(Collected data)

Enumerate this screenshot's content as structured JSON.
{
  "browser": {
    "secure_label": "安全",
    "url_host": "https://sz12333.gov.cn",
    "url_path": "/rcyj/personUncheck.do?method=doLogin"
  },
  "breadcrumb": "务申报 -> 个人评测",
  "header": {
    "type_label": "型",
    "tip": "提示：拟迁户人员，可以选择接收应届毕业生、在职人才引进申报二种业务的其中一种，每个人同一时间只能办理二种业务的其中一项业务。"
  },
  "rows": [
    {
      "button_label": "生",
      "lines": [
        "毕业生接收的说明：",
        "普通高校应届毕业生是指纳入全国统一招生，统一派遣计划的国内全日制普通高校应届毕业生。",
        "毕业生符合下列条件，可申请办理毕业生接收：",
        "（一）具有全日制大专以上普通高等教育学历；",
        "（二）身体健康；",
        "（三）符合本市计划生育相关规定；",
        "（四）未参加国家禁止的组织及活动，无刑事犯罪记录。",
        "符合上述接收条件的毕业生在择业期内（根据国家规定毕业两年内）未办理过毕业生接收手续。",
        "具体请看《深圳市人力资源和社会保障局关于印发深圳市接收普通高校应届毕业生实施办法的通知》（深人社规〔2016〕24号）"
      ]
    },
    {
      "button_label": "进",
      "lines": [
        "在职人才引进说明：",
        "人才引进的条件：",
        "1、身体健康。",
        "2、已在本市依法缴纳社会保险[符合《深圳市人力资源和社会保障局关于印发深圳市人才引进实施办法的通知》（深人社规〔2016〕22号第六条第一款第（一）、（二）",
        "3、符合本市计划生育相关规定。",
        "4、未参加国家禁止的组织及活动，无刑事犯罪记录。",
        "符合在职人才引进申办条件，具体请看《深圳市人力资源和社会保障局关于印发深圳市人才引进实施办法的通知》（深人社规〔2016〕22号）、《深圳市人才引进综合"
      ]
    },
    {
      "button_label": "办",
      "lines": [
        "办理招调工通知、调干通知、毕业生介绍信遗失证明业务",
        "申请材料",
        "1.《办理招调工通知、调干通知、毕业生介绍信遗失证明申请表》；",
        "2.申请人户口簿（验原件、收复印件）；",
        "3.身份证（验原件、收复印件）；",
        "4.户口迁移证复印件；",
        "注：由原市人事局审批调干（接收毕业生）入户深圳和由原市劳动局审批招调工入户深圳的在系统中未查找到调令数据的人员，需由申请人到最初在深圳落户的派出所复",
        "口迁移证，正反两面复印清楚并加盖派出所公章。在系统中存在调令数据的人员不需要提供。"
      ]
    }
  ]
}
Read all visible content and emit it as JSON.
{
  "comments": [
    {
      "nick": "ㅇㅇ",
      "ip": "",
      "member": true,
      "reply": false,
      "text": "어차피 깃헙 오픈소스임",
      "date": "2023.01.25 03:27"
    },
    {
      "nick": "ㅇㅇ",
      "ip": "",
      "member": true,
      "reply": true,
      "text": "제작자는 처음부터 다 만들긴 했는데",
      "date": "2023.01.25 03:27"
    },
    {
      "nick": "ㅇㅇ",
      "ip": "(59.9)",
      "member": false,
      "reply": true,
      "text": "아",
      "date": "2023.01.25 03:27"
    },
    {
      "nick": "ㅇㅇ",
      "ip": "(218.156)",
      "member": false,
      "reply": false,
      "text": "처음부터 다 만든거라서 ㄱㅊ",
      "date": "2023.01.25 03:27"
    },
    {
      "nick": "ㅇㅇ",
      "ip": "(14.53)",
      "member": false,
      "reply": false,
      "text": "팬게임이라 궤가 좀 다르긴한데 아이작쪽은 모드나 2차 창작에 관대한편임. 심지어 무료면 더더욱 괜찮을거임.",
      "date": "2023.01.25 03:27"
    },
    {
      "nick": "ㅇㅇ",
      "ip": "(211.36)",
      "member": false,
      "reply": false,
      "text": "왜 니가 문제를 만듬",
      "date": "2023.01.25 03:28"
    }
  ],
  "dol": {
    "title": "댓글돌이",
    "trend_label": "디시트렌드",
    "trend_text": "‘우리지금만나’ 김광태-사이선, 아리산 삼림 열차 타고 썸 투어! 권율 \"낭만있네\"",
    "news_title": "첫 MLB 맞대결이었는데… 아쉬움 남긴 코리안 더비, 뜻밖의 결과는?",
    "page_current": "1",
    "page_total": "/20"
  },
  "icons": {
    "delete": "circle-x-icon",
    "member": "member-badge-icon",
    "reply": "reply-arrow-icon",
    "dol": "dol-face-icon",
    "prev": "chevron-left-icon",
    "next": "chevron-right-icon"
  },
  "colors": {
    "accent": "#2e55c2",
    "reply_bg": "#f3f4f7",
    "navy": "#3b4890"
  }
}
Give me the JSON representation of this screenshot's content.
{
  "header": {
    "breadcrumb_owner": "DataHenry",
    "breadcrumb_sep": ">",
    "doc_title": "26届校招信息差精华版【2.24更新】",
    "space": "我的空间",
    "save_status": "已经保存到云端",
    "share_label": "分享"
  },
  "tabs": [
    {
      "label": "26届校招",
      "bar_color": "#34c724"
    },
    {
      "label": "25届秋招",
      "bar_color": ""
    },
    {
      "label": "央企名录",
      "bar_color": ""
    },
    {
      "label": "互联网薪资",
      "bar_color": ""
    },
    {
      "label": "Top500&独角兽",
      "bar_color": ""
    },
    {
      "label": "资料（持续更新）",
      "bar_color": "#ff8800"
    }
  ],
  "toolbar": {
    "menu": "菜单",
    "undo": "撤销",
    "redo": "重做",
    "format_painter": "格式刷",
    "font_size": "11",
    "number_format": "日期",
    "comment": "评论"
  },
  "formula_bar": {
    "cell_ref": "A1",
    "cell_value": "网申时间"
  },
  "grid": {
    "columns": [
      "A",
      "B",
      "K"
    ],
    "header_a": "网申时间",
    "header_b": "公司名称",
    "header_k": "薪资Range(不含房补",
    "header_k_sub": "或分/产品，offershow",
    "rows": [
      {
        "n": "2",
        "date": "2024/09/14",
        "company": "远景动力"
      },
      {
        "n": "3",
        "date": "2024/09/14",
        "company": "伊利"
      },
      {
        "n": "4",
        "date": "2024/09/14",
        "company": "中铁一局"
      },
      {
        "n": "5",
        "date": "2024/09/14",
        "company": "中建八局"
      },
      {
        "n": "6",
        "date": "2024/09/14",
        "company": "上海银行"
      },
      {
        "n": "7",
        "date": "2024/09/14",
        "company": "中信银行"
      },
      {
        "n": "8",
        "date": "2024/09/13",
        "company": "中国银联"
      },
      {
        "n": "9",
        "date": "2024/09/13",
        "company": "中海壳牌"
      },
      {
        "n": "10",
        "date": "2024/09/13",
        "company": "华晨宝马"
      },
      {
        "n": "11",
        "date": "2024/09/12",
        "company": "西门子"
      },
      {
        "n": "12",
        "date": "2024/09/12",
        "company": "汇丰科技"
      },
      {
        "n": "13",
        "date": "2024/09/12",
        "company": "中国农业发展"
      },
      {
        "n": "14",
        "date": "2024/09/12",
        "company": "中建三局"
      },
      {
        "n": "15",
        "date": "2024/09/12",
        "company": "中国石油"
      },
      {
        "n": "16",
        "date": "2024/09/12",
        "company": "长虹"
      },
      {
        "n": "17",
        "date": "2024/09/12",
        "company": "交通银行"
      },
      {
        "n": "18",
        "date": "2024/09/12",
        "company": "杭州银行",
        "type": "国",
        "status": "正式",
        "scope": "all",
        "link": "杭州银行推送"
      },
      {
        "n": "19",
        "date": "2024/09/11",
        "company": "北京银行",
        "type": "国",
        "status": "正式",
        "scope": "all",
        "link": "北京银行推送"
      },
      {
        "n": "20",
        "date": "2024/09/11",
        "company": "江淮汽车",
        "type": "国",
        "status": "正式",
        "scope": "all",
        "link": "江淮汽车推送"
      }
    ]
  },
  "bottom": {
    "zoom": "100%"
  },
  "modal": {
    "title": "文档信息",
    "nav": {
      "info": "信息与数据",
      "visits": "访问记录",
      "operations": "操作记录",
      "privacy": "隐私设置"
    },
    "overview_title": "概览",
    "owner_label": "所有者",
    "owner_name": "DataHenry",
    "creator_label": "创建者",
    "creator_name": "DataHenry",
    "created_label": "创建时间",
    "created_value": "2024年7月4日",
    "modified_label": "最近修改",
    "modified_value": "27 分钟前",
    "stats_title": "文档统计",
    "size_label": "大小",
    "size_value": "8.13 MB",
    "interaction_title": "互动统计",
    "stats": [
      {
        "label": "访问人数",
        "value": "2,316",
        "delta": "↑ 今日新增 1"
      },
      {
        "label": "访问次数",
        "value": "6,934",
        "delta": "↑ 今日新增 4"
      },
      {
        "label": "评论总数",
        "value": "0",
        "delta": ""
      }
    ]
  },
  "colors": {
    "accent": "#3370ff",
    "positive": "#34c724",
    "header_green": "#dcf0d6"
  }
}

### JOB
Copy every line of the entries above in which "具体请看" occurs.

### EXERCISE ANSWER
        "具体请看《深圳市人力资源和社会保障局关于印发深圳市接收普通高校应届毕业生实施办法的通知》（深人社规〔2016〕24号）"
        "符合在职人才引进申办条件，具体请看《深圳市人力资源和社会保障局关于印发深圳市人才引进实施办法的通知》（深人社规〔2016〕22号）、《深圳市人才引进综合"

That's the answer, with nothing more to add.